— begin Data shown —

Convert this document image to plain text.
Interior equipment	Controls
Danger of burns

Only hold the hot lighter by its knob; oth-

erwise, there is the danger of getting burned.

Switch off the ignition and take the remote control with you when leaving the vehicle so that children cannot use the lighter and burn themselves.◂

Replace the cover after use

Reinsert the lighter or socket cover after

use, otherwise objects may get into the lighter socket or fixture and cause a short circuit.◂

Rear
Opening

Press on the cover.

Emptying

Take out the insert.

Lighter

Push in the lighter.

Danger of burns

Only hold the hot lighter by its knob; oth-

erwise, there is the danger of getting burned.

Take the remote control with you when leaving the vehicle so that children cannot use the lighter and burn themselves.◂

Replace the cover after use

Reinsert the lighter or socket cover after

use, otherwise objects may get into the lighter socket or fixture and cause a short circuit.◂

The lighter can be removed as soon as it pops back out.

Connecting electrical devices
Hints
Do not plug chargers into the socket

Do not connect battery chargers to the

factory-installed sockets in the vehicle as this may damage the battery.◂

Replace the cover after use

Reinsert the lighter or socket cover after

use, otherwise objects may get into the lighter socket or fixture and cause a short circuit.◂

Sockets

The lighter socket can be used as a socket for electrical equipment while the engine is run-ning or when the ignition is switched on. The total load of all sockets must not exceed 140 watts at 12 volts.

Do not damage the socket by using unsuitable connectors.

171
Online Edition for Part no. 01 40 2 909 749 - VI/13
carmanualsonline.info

— end Data shown —

Stated task: Output all of the data again, exactly.

Result:
Convert this document image to plain text.
Interior equipment	Controls
Danger of burns

Only hold the hot lighter by its knob; oth-

erwise, there is the danger of getting burned.

Switch off the ignition and take the remote control with you when leaving the vehicle so that children cannot use the lighter and burn themselves.◂

Replace the cover after use

Reinsert the lighter or socket cover after

use, otherwise objects may get into the lighter socket or fixture and cause a short circuit.◂

Rear
Opening

Press on the cover.

Emptying

Take out the insert.

Lighter

Push in the lighter.

Danger of burns

Only hold the hot lighter by its knob; oth-

erwise, there is the danger of getting burned.

Take the remote control with you when leaving the vehicle so that children cannot use the lighter and burn themselves.◂

Replace the cover after use

Reinsert the lighter or socket cover after

use, otherwise objects may get into the lighter socket or fixture and cause a short circuit.◂

The lighter can be removed as soon as it pops back out.

Connecting electrical devices
Hints
Do not plug chargers into the socket

Do not connect battery chargers to the

factory-installed sockets in the vehicle as this may damage the battery.◂

Replace the cover after use

Reinsert the lighter or socket cover after

use, otherwise objects may get into the lighter socket or fixture and cause a short circuit.◂

Sockets

The lighter socket can be used as a socket for electrical equipment while the engine is run-ning or when the ignition is switched on. The total load of all sockets must not exceed 140 watts at 12 volts.

Do not damage the socket by using unsuitable connectors.

171
Online Edition for Part no. 01 40 2 909 749 - VI/13
carmanualsonline.info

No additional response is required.